### EXERCISE INPUTS
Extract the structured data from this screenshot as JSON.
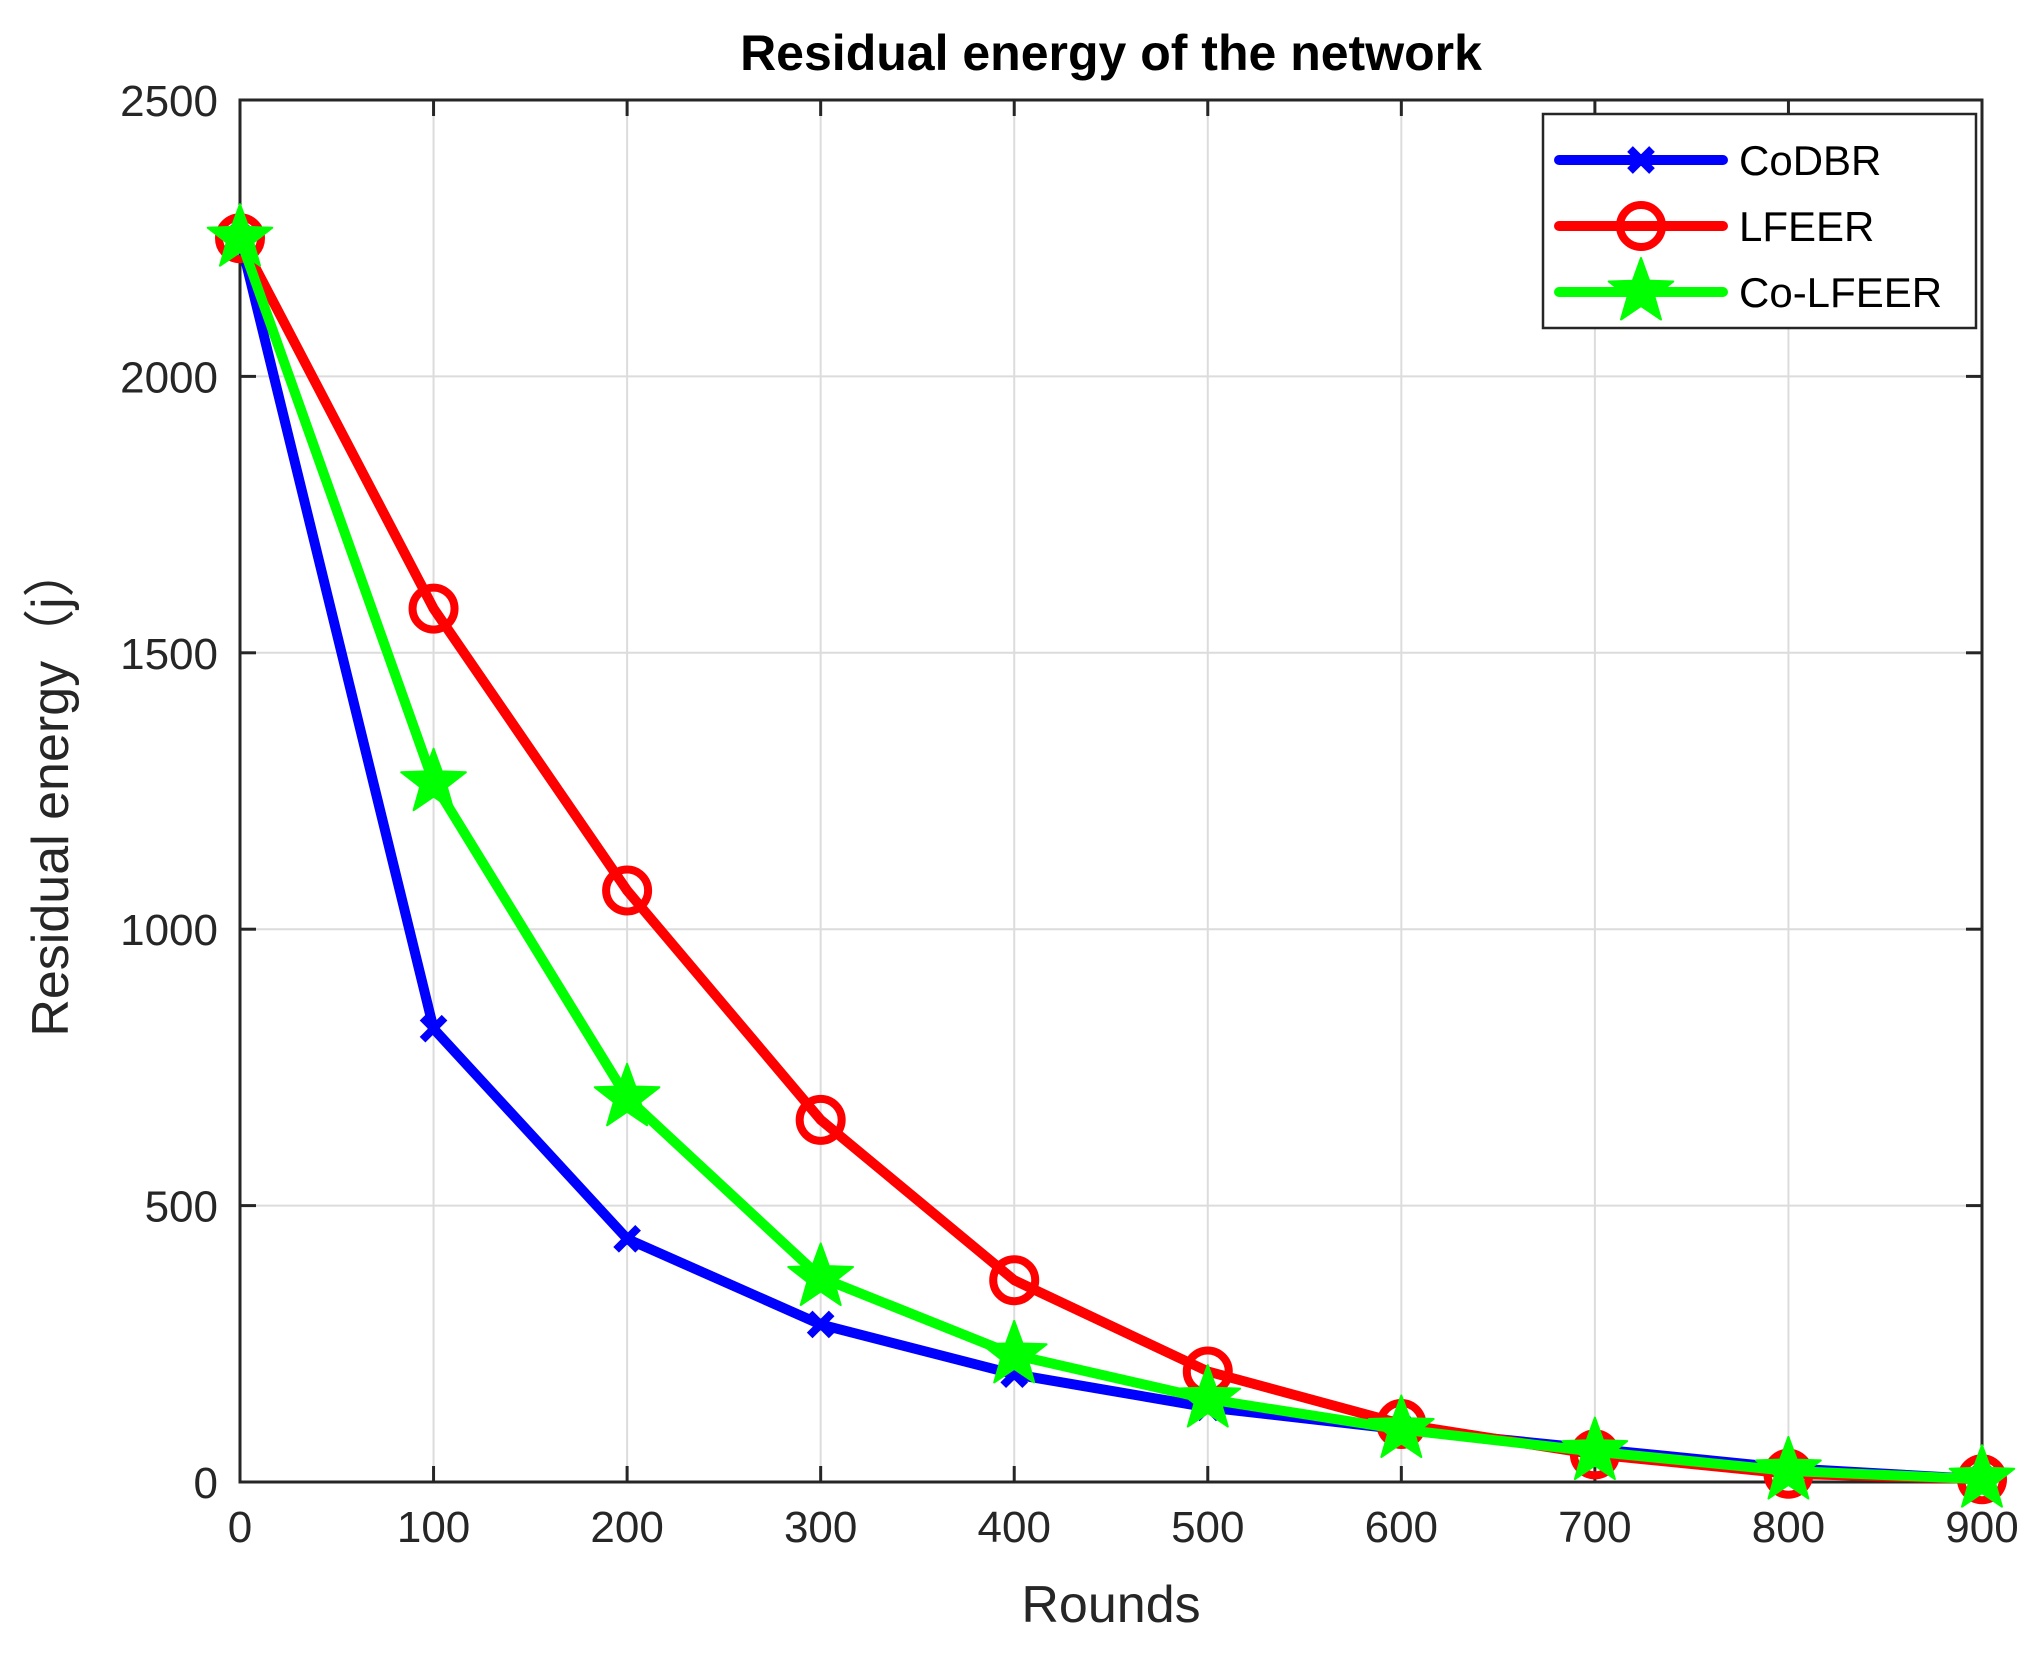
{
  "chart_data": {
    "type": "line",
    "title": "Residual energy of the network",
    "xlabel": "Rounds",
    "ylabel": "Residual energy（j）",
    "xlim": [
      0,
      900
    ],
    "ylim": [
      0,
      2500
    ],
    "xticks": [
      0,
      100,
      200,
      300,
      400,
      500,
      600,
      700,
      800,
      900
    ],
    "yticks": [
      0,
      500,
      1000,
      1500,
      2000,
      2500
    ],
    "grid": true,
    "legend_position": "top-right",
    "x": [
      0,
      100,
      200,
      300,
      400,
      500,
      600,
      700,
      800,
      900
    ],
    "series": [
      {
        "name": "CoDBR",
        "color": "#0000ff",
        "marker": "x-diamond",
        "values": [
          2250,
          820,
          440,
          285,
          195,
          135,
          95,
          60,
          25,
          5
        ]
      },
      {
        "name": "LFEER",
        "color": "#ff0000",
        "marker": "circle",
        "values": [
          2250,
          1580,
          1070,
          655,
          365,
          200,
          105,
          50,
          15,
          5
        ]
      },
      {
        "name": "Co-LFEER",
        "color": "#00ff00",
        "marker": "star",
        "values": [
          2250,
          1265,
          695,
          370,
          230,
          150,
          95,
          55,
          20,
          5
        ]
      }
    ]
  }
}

### GOAL
Find all the lines containing "Residual" in the material, then copy them.

### THE SOLUTION
    "title": "Residual energy of the network",
    "ylabel": "Residual energy（j）",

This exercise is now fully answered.